Work to do: Print, exactly and completely, every entry in the data.

--- start of Data lines ---

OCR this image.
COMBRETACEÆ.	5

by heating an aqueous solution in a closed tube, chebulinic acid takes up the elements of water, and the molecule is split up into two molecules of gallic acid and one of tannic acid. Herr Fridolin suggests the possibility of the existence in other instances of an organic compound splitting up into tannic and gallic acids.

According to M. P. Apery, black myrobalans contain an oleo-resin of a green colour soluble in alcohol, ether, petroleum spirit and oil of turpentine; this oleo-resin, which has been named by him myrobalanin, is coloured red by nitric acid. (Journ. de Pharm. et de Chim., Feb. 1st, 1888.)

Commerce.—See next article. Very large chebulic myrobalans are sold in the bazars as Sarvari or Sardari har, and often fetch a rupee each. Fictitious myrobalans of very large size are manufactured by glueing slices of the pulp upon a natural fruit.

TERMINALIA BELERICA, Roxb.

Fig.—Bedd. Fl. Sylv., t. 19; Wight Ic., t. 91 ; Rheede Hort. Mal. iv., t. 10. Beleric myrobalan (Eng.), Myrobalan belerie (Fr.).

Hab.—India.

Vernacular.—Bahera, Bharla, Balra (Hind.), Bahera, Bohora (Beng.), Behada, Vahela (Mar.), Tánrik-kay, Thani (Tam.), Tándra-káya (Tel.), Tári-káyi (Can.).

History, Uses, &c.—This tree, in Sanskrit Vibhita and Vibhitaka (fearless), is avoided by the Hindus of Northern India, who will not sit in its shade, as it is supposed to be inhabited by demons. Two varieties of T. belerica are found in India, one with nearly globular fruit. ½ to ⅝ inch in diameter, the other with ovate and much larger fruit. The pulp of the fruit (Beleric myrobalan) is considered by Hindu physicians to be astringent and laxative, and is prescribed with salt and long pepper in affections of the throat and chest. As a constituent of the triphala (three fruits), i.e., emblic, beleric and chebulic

--- end of Data lines ---

Solved problem:
OCR this image.
COMBRETACEÆ.	5

by heating an aqueous solution in a closed tube, chebulinic acid takes up the elements of water, and the molecule is split up into two molecules of gallic acid and one of tannic acid. Herr Fridolin suggests the possibility of the existence in other instances of an organic compound splitting up into tannic and gallic acids.

According to M. P. Apery, black myrobalans contain an oleo-resin of a green colour soluble in alcohol, ether, petroleum spirit and oil of turpentine; this oleo-resin, which has been named by him myrobalanin, is coloured red by nitric acid. (Journ. de Pharm. et de Chim., Feb. 1st, 1888.)

Commerce.—See next article. Very large chebulic myrobalans are sold in the bazars as Sarvari or Sardari har, and often fetch a rupee each. Fictitious myrobalans of very large size are manufactured by glueing slices of the pulp upon a natural fruit.

TERMINALIA BELERICA, Roxb.

Fig.—Bedd. Fl. Sylv., t. 19; Wight Ic., t. 91 ; Rheede Hort. Mal. iv., t. 10. Beleric myrobalan (Eng.), Myrobalan belerie (Fr.).

Hab.—India.

Vernacular.—Bahera, Bharla, Balra (Hind.), Bahera, Bohora (Beng.), Behada, Vahela (Mar.), Tánrik-kay, Thani (Tam.), Tándra-káya (Tel.), Tári-káyi (Can.).

History, Uses, &c.—This tree, in Sanskrit Vibhita and Vibhitaka (fearless), is avoided by the Hindus of Northern India, who will not sit in its shade, as it is supposed to be inhabited by demons. Two varieties of T. belerica are found in India, one with nearly globular fruit. ½ to ⅝ inch in diameter, the other with ovate and much larger fruit. The pulp of the fruit (Beleric myrobalan) is considered by Hindu physicians to be astringent and laxative, and is prescribed with salt and long pepper in affections of the throat and chest. As a constituent of the triphala (three fruits), i.e., emblic, beleric and chebulic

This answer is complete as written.